Stored data entries
--------------------

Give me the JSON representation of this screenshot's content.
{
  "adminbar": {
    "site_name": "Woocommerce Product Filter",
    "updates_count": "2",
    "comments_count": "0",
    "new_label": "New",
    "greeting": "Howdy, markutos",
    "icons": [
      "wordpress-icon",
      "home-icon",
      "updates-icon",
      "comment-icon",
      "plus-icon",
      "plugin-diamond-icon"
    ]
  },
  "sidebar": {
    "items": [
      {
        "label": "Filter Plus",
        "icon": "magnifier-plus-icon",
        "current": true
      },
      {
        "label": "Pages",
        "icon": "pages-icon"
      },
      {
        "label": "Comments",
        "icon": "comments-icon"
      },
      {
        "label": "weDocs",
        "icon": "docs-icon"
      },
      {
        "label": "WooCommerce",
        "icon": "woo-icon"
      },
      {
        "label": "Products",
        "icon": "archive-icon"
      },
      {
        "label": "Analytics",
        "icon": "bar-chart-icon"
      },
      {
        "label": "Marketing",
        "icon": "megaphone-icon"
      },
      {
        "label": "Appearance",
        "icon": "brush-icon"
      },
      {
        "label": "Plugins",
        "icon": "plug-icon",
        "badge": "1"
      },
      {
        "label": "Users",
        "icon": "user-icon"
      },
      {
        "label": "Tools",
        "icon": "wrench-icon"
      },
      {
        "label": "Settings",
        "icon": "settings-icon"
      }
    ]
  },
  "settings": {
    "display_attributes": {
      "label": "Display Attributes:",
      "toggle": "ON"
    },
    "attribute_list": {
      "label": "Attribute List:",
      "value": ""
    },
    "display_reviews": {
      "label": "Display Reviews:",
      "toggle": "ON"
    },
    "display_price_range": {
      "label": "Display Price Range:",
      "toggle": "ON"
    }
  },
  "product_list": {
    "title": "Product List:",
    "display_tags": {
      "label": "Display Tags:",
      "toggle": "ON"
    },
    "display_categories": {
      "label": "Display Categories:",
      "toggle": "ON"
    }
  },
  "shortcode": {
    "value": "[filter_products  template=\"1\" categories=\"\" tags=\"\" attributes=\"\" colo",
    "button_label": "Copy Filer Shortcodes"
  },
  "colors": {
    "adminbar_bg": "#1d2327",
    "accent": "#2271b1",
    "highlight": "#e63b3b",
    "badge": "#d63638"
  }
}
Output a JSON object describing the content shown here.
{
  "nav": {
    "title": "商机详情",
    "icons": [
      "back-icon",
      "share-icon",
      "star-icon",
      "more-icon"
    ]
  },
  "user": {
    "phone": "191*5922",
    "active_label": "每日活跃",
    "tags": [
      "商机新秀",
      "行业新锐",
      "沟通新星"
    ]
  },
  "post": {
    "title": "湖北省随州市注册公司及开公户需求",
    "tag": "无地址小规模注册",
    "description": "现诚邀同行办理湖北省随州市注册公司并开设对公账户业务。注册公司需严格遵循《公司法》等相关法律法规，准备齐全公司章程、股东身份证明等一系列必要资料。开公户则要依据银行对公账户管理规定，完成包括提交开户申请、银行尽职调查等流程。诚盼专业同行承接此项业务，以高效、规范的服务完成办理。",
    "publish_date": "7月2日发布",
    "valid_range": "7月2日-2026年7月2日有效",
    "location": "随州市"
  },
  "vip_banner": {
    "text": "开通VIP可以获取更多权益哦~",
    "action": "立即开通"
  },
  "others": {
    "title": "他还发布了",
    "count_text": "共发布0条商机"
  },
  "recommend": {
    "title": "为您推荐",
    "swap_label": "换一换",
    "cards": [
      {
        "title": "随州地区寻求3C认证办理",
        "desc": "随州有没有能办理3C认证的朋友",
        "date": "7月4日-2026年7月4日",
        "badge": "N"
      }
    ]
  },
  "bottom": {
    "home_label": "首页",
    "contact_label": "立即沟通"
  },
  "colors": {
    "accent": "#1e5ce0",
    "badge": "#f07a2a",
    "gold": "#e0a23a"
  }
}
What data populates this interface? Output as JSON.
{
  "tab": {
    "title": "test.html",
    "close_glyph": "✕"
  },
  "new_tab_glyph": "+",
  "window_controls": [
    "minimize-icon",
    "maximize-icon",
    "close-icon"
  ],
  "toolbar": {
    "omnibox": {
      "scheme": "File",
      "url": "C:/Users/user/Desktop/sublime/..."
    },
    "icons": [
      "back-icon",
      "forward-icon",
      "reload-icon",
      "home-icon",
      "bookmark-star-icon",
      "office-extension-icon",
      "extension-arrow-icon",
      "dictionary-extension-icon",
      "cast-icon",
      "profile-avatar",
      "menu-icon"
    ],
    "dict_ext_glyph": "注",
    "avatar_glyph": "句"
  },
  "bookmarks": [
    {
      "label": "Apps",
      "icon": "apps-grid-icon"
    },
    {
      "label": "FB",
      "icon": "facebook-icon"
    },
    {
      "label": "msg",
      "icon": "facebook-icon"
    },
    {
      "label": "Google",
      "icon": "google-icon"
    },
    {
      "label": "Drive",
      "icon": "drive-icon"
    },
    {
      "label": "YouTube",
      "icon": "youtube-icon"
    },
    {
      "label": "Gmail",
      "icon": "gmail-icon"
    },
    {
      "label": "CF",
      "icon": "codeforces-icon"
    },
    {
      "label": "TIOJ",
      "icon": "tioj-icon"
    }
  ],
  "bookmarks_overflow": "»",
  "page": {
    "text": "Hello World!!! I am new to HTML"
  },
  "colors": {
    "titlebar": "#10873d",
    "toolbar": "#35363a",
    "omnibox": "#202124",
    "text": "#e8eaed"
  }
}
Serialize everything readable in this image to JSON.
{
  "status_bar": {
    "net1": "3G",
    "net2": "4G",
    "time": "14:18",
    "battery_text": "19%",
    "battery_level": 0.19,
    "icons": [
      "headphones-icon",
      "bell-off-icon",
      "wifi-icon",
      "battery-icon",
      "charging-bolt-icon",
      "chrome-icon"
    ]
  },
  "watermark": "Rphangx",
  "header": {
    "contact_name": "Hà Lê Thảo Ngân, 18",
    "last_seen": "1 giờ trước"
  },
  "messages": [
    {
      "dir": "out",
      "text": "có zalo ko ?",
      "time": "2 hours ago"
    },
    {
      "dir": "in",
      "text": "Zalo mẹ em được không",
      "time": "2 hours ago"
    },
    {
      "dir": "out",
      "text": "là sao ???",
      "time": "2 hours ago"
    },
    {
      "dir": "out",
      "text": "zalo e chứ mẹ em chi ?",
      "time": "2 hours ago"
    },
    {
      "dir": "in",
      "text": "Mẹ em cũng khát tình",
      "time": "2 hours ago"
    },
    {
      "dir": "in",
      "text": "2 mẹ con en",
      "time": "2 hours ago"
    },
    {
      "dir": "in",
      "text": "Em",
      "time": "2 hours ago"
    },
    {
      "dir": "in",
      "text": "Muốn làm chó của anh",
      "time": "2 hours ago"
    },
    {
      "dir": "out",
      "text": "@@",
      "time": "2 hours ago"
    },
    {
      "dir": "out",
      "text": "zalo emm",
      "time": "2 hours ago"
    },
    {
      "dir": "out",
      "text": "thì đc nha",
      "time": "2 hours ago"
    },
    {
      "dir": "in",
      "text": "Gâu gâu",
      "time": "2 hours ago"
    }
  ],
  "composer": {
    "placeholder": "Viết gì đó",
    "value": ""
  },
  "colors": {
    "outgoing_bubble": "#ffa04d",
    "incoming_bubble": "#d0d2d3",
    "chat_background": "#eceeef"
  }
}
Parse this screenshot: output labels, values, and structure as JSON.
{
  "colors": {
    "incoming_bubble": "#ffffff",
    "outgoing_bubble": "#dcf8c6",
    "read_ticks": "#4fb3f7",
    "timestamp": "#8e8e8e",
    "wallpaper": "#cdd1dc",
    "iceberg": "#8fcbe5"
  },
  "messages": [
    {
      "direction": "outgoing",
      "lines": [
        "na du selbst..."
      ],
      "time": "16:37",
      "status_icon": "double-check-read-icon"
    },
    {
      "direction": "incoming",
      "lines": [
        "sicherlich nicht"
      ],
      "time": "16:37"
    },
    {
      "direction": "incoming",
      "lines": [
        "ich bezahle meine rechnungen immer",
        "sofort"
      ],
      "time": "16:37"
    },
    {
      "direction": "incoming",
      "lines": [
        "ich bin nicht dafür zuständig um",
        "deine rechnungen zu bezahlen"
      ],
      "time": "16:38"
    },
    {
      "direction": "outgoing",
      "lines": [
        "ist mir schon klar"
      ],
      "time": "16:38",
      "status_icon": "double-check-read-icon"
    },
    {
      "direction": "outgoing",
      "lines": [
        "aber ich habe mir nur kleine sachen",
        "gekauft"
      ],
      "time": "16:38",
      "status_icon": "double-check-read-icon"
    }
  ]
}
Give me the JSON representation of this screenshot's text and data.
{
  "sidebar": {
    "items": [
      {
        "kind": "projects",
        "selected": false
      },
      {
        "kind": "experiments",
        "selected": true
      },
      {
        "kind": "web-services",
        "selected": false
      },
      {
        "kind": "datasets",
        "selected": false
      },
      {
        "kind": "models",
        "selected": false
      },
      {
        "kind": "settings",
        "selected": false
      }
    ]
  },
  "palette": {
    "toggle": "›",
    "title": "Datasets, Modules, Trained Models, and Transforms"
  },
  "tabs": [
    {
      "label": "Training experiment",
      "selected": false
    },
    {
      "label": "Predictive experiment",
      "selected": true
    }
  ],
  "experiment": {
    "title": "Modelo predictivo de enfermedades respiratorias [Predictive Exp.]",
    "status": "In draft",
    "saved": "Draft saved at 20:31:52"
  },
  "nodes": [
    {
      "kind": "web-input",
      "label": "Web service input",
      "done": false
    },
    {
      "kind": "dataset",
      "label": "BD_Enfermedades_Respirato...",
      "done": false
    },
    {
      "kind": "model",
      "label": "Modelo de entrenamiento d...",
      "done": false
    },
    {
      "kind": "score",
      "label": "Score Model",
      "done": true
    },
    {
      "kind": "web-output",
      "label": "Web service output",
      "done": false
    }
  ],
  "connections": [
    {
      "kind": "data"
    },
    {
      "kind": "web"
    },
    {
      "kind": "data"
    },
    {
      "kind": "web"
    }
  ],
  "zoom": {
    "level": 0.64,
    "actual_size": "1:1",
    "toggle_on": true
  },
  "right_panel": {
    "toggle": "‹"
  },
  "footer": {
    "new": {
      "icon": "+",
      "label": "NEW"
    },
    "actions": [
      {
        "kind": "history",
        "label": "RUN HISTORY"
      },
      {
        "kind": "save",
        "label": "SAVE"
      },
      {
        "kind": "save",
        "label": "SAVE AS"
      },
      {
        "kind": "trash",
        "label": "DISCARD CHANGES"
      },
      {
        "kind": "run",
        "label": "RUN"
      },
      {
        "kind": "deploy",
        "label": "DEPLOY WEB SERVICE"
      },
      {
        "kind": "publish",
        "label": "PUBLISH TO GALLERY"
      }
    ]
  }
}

--------------------

WORK TO BE COMPLETED
How many of the lines above include the string "rechnungen"? Answer with the number only.

FULL OUTPUT
2